Problem »
Drop all images and give the records again exactly.
---+---
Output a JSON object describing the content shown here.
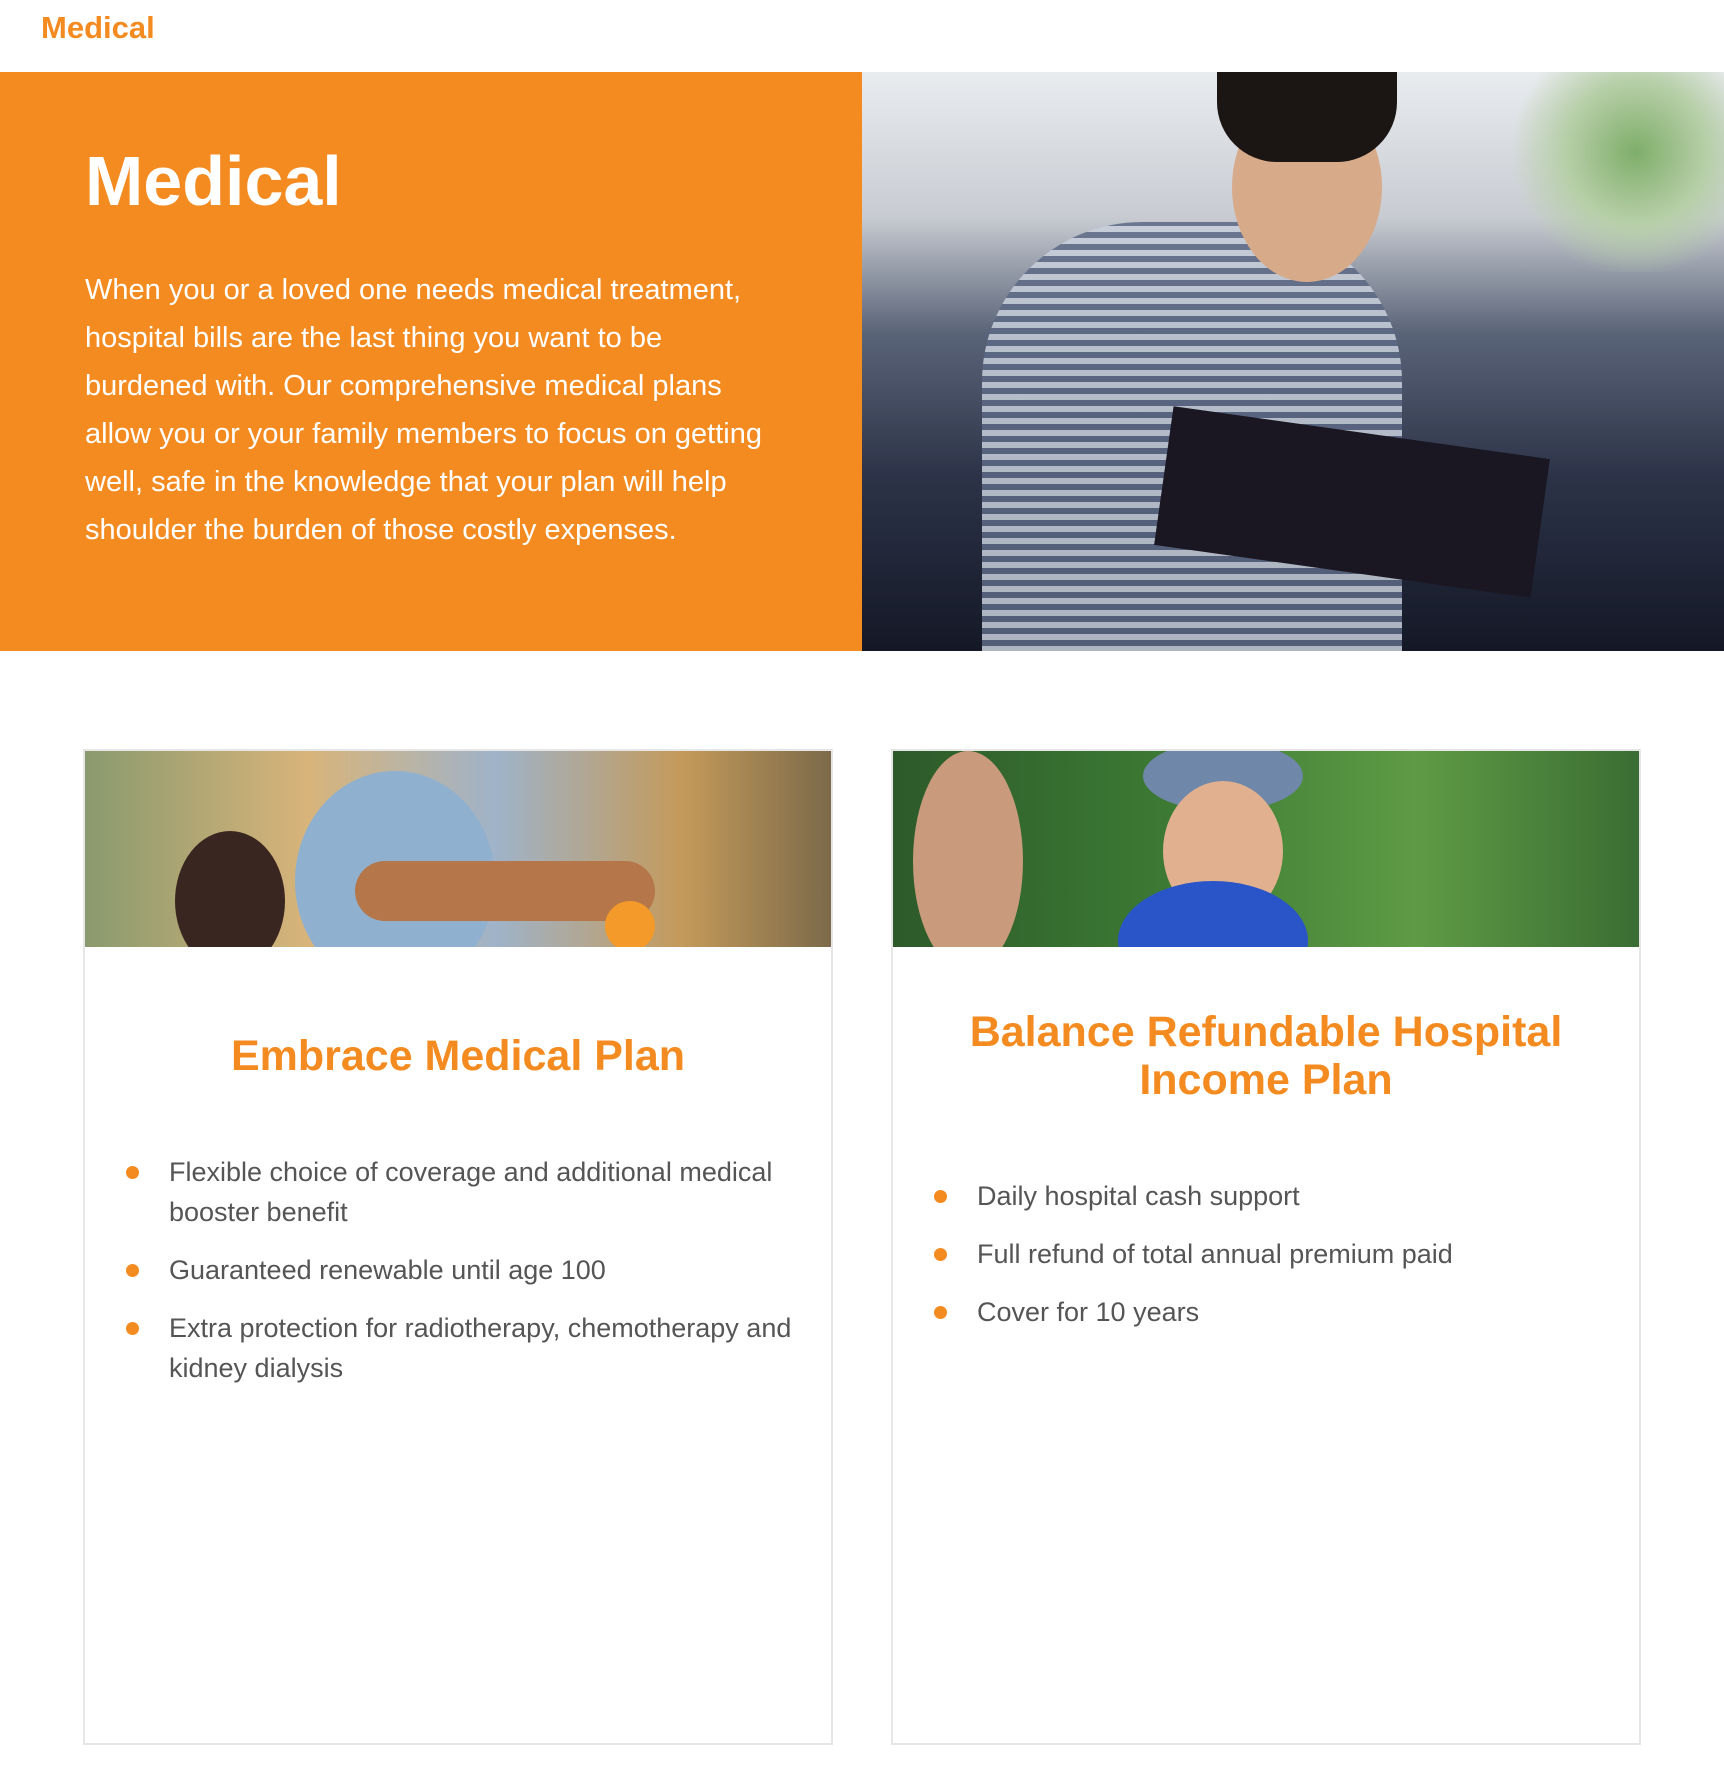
{
  "header": {
    "label": "Medical"
  },
  "hero": {
    "title": "Medical",
    "body": "When you or a loved one needs medical treatment, hospital bills are the last thing you want to be burdened with. Our comprehensive medical plans allow you or your family members to focus on getting well, safe in the knowledge that your plan will help shoulder the burden of those costly expenses."
  },
  "cards": [
    {
      "title": "Embrace Medical Plan",
      "bullets": [
        "Flexible choice of coverage and additional medical booster benefit",
        "Guaranteed renewable until age 100",
        "Extra protection for radiotherapy, chemotherapy and kidney dialysis"
      ]
    },
    {
      "title": "Balance Refundable Hospital Income Plan",
      "bullets": [
        "Daily hospital cash support",
        "Full refund of total annual premium paid",
        "Cover for 10 years"
      ]
    }
  ],
  "colors": {
    "accent": "#f48b21",
    "text": "#555555"
  }
}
---+---
Complete response »
Output a JSON object describing the content shown here.
{
  "header": {
    "label": "Medical"
  },
  "hero": {
    "title": "Medical",
    "body": "When you or a loved one needs medical treatment, hospital bills are the last thing you want to be burdened with. Our comprehensive medical plans allow you or your family members to focus on getting well, safe in the knowledge that your plan will help shoulder the burden of those costly expenses."
  },
  "cards": [
    {
      "title": "Embrace Medical Plan",
      "bullets": [
        "Flexible choice of coverage and additional medical booster benefit",
        "Guaranteed renewable until age 100",
        "Extra protection for radiotherapy, chemotherapy and kidney dialysis"
      ]
    },
    {
      "title": "Balance Refundable Hospital Income Plan",
      "bullets": [
        "Daily hospital cash support",
        "Full refund of total annual premium paid",
        "Cover for 10 years"
      ]
    }
  ],
  "colors": {
    "accent": "#f48b21",
    "text": "#555555"
  }
}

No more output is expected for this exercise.